Items from a figure collection

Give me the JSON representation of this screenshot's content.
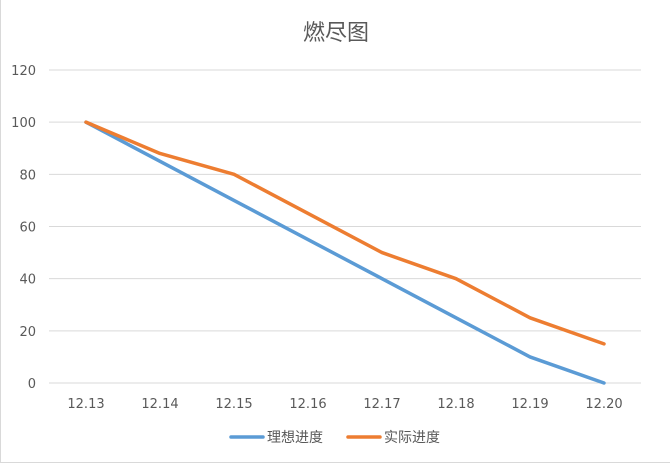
{
  "chart_data": {
    "type": "line",
    "title": "燃尽图",
    "categories": [
      "12.13",
      "12.14",
      "12.15",
      "12.16",
      "12.17",
      "12.18",
      "12.19",
      "12.20"
    ],
    "series": [
      {
        "name": "理想进度",
        "color": "#5b9bd5",
        "values": [
          100,
          85,
          70,
          55,
          40,
          25,
          10,
          0
        ]
      },
      {
        "name": "实际进度",
        "color": "#ed7d31",
        "values": [
          100,
          88,
          80,
          65,
          50,
          40,
          25,
          15
        ]
      }
    ],
    "yticks": [
      "0",
      "20",
      "40",
      "60",
      "80",
      "100",
      "120"
    ],
    "ylim": [
      0,
      120
    ],
    "grid": true,
    "legend": "bottom",
    "gridline_color": "#d9d9d9"
  }
}
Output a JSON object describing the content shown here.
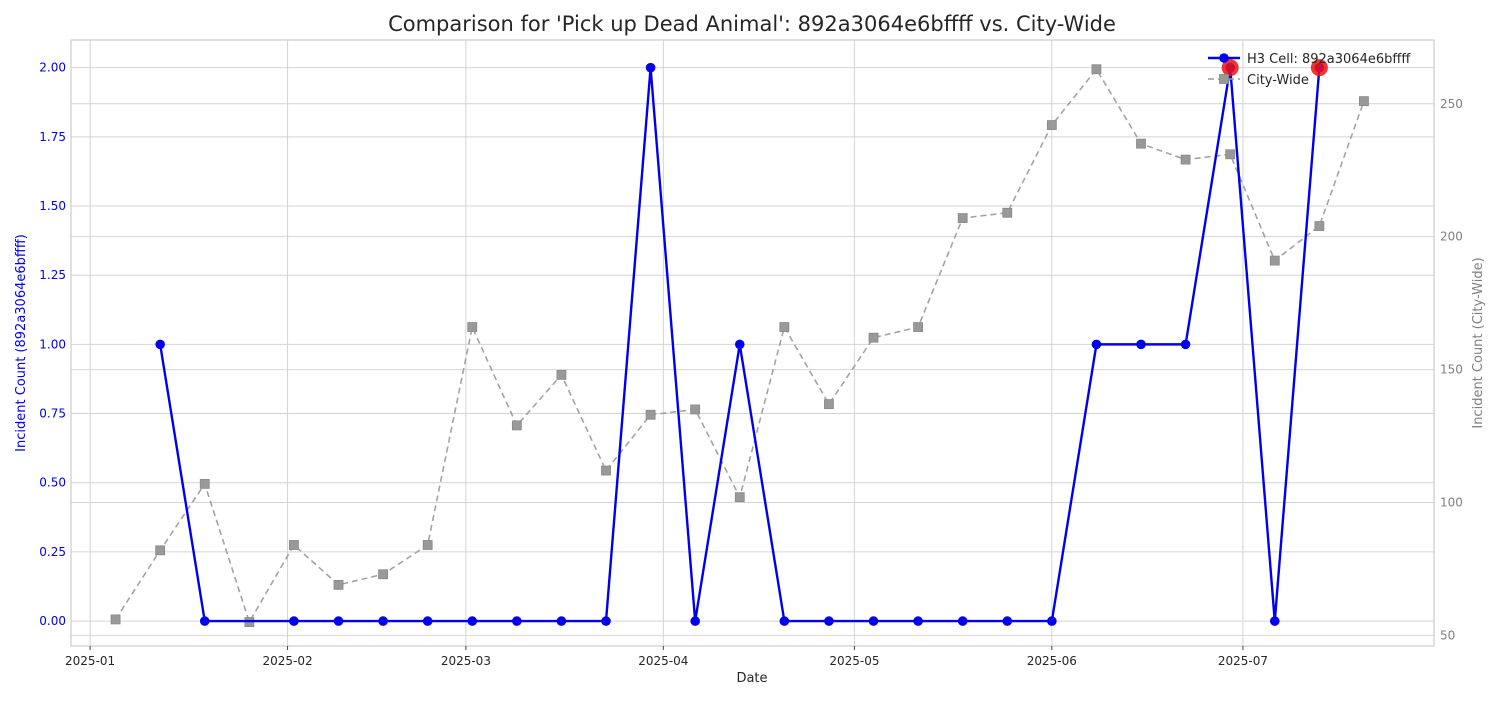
{
  "chart_data": {
    "type": "line",
    "title": "Comparison for 'Pick up Dead Animal': 892a3064e6bffff vs. City-Wide",
    "xlabel": "Date",
    "ylabel_left": "Incident Count (892a3064e6bffff)",
    "ylabel_right": "Incident Count (City-Wide)",
    "x_ticks": [
      "2025-01",
      "2025-02",
      "2025-03",
      "2025-04",
      "2025-05",
      "2025-06",
      "2025-07"
    ],
    "y_left_ticks": [
      "0.00",
      "0.25",
      "0.50",
      "0.75",
      "1.00",
      "1.25",
      "1.50",
      "1.75",
      "2.00"
    ],
    "y_right_ticks": [
      "50",
      "100",
      "150",
      "200",
      "250"
    ],
    "ylim_left": [
      -0.09,
      2.1
    ],
    "ylim_right": [
      46,
      274
    ],
    "xlim": [
      "2024-12-29",
      "2025-07-31"
    ],
    "grid": true,
    "legend_position": "top-right",
    "series": [
      {
        "name": "H3 Cell: 892a3064e6bffff",
        "axis": "left",
        "color": "#0000ee",
        "style": "solid",
        "marker": "circle",
        "x": [
          "2025-01-12",
          "2025-01-19",
          "2025-02-02",
          "2025-02-09",
          "2025-02-16",
          "2025-02-23",
          "2025-03-02",
          "2025-03-09",
          "2025-03-16",
          "2025-03-23",
          "2025-03-30",
          "2025-04-06",
          "2025-04-13",
          "2025-04-20",
          "2025-04-27",
          "2025-05-04",
          "2025-05-11",
          "2025-05-18",
          "2025-05-25",
          "2025-06-01",
          "2025-06-08",
          "2025-06-15",
          "2025-06-22",
          "2025-06-29",
          "2025-07-06",
          "2025-07-13"
        ],
        "values": [
          1,
          0,
          0,
          0,
          0,
          0,
          0,
          0,
          0,
          0,
          2,
          0,
          1,
          0,
          0,
          0,
          0,
          0,
          0,
          0,
          1,
          1,
          1,
          2,
          0,
          2
        ]
      },
      {
        "name": "City-Wide",
        "axis": "right",
        "color": "#999999",
        "style": "dashed",
        "marker": "square",
        "x": [
          "2025-01-05",
          "2025-01-12",
          "2025-01-19",
          "2025-01-26",
          "2025-02-02",
          "2025-02-09",
          "2025-02-16",
          "2025-02-23",
          "2025-03-02",
          "2025-03-09",
          "2025-03-16",
          "2025-03-23",
          "2025-03-30",
          "2025-04-06",
          "2025-04-13",
          "2025-04-20",
          "2025-04-27",
          "2025-05-04",
          "2025-05-11",
          "2025-05-18",
          "2025-05-25",
          "2025-06-01",
          "2025-06-08",
          "2025-06-15",
          "2025-06-22",
          "2025-06-29",
          "2025-07-06",
          "2025-07-13",
          "2025-07-20"
        ],
        "values": [
          56,
          82,
          107,
          55,
          84,
          69,
          73,
          84,
          166,
          129,
          148,
          112,
          133,
          135,
          102,
          166,
          137,
          162,
          166,
          207,
          209,
          242,
          263,
          235,
          229,
          231,
          191,
          204,
          251
        ]
      }
    ],
    "highlighted_points": {
      "color": "#ee1111",
      "x": [
        "2025-06-29",
        "2025-07-13"
      ],
      "values": [
        2,
        2
      ]
    }
  }
}
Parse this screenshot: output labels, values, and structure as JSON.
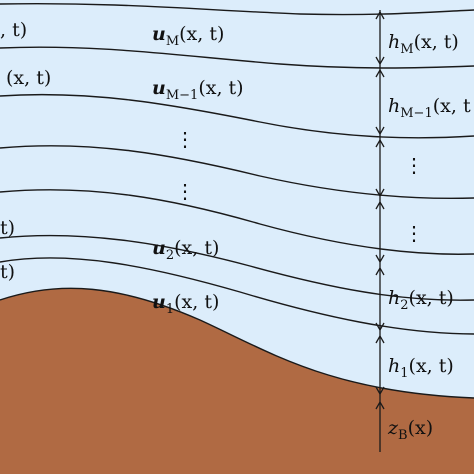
{
  "colors": {
    "water": "#dcedfb",
    "bed": "#b06a43",
    "line": "#1a1a1a"
  },
  "velocity_labels": [
    {
      "id": "uM",
      "base": "u",
      "sub": "M",
      "args": "(x, t)"
    },
    {
      "id": "uM1",
      "base": "u",
      "sub": "M−1",
      "args": "(x, t)"
    },
    {
      "id": "u2",
      "base": "u",
      "sub": "2",
      "args": "(x, t)"
    },
    {
      "id": "u1",
      "base": "u",
      "sub": "1",
      "args": "(x, t)"
    }
  ],
  "height_labels": [
    {
      "id": "hM",
      "base": "h",
      "sub": "M",
      "args": "(x, t)"
    },
    {
      "id": "hM1",
      "base": "h",
      "sub": "M−1",
      "args": "(x, t"
    },
    {
      "id": "h2",
      "base": "h",
      "sub": "2",
      "args": "(x, t)"
    },
    {
      "id": "h1",
      "base": "h",
      "sub": "1",
      "args": "(x, t)"
    }
  ],
  "bed_label": {
    "base": "z",
    "sub": "B",
    "args": "(x)"
  },
  "left_fragments": [
    ", t)",
    "(x, t)",
    "t)",
    "t)"
  ],
  "ellipsis": "⋮"
}
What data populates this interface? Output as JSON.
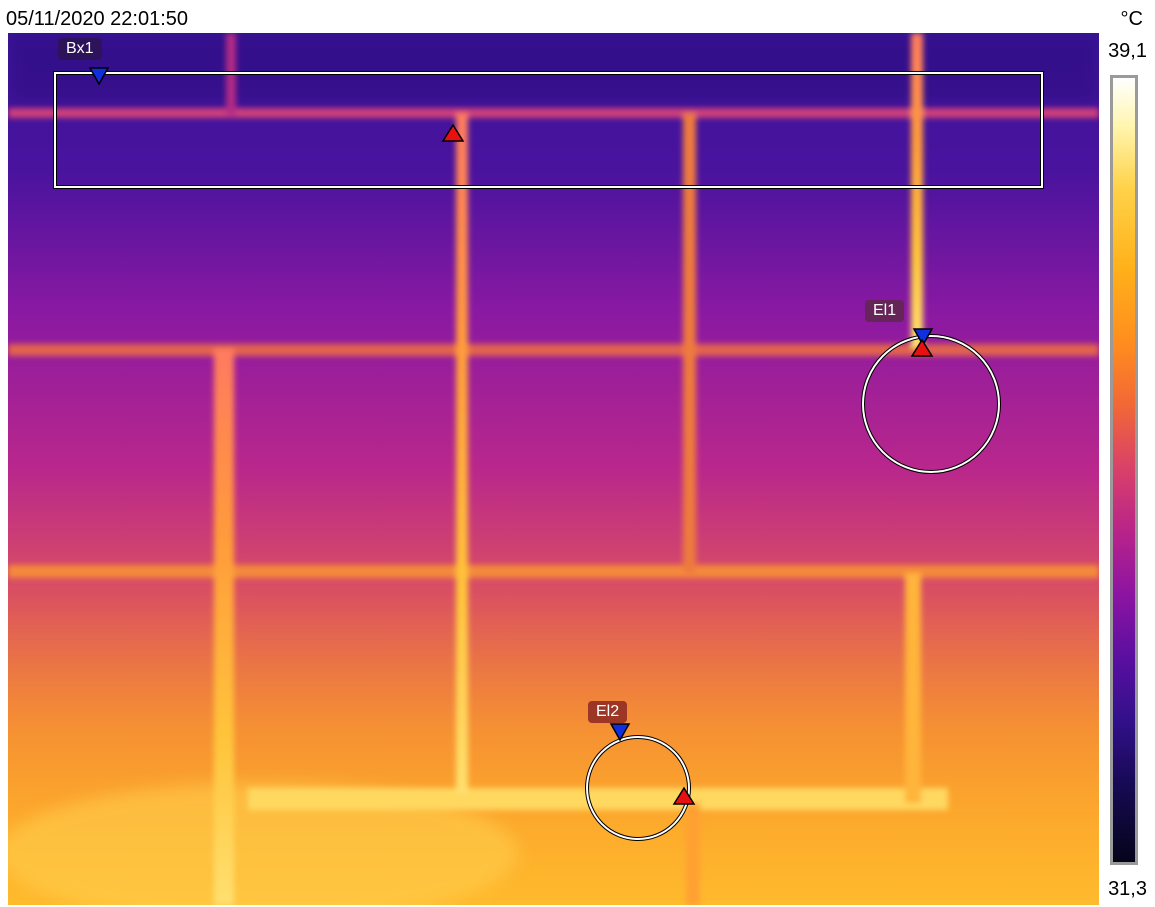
{
  "header": {
    "timestamp": "05/11/2020 22:01:50",
    "unit": "°C"
  },
  "scale": {
    "max_label": "39,1",
    "min_label": "31,3",
    "palette": "iron"
  },
  "measurements": {
    "box1": {
      "label": "Bx1"
    },
    "ellipse1": {
      "label": "El1"
    },
    "ellipse2": {
      "label": "El2"
    }
  },
  "marker_colors": {
    "cold": "#1030e0",
    "hot": "#e81010"
  }
}
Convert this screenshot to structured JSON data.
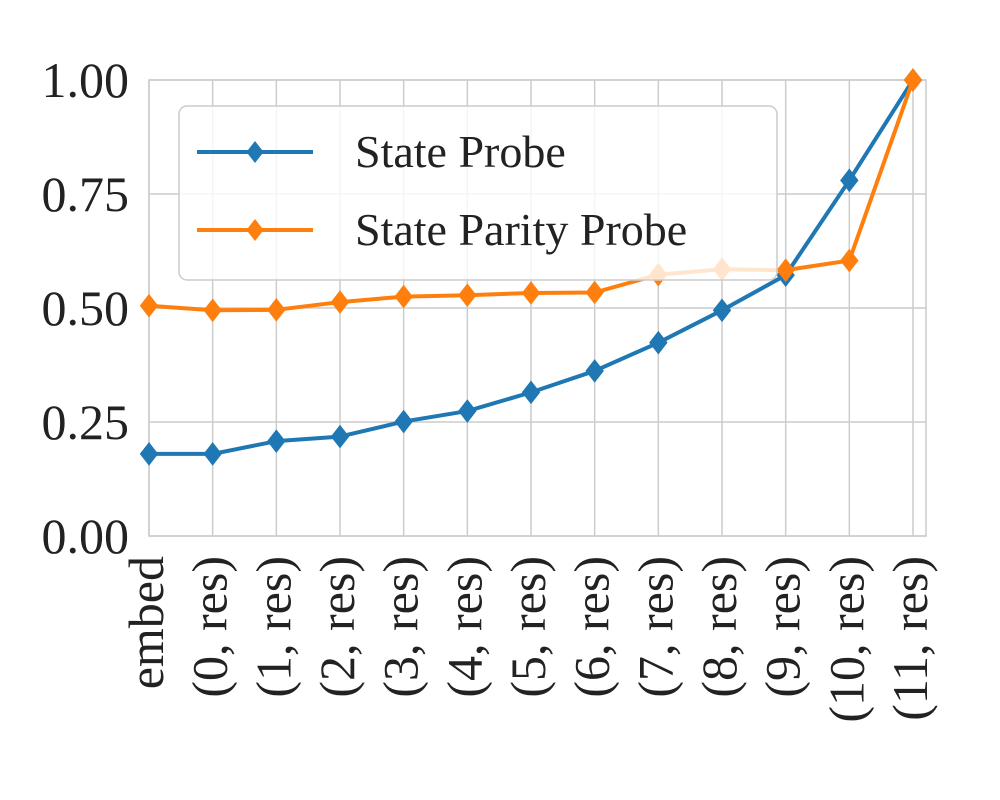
{
  "chart_data": {
    "type": "line",
    "categories": [
      "embed",
      "(0, res)",
      "(1, res)",
      "(2, res)",
      "(3, res)",
      "(4, res)",
      "(5, res)",
      "(6, res)",
      "(7, res)",
      "(8, res)",
      "(9, res)",
      "(10, res)",
      "(11, res)"
    ],
    "series": [
      {
        "name": "State Probe",
        "color": "#1f77b4",
        "marker": "diamond",
        "values": [
          0.18,
          0.18,
          0.208,
          0.218,
          0.251,
          0.274,
          0.315,
          0.362,
          0.424,
          0.495,
          0.572,
          0.78,
          1.0
        ]
      },
      {
        "name": "State Parity Probe",
        "color": "#ff7f0e",
        "marker": "diamond",
        "values": [
          0.505,
          0.495,
          0.496,
          0.513,
          0.525,
          0.528,
          0.533,
          0.534,
          0.573,
          0.585,
          0.583,
          0.604,
          1.0
        ]
      }
    ],
    "title": "",
    "xlabel": "",
    "ylabel": "",
    "ylim": [
      0,
      1.0
    ],
    "yticks": [
      "0.00",
      "0.25",
      "0.50",
      "0.75",
      "1.00"
    ],
    "ytick_values": [
      0,
      0.25,
      0.5,
      0.75,
      1.0
    ],
    "grid": true,
    "legend_position": "upper-left",
    "legend_entries": [
      "State Probe",
      "State Parity Probe"
    ]
  }
}
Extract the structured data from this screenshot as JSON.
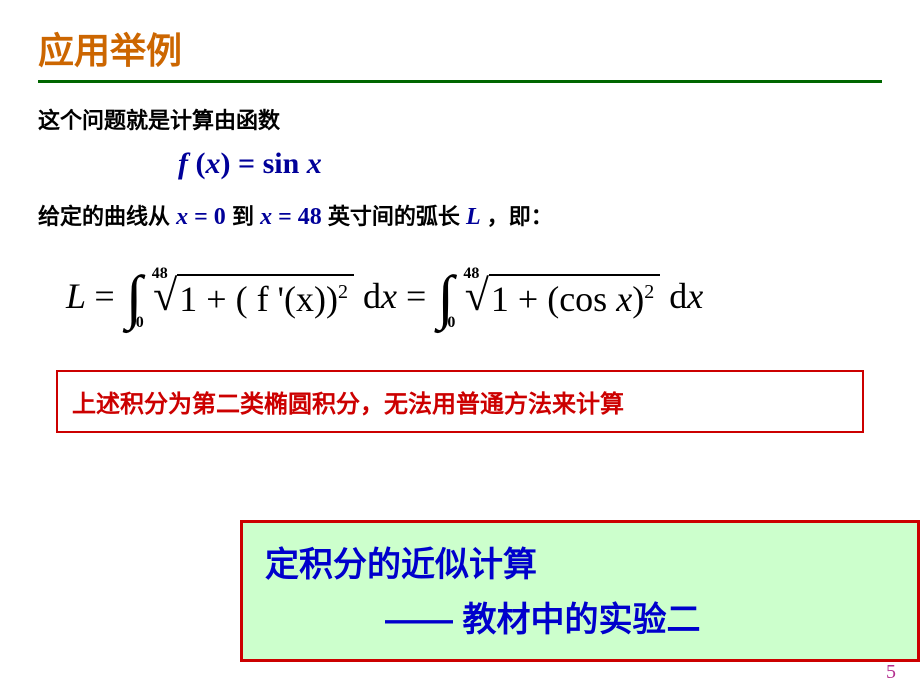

■ SET EXERCISE: Return all lines containing the word "name".

■ THE SOLUTION:
        "name": "理想进度",
        "name": "实际进度",
        "name": "H3 Cell: 892a3064e6bffff",
        "name": "City-Wide",
        "name": "State Probe",
        "name": "State Parity Probe",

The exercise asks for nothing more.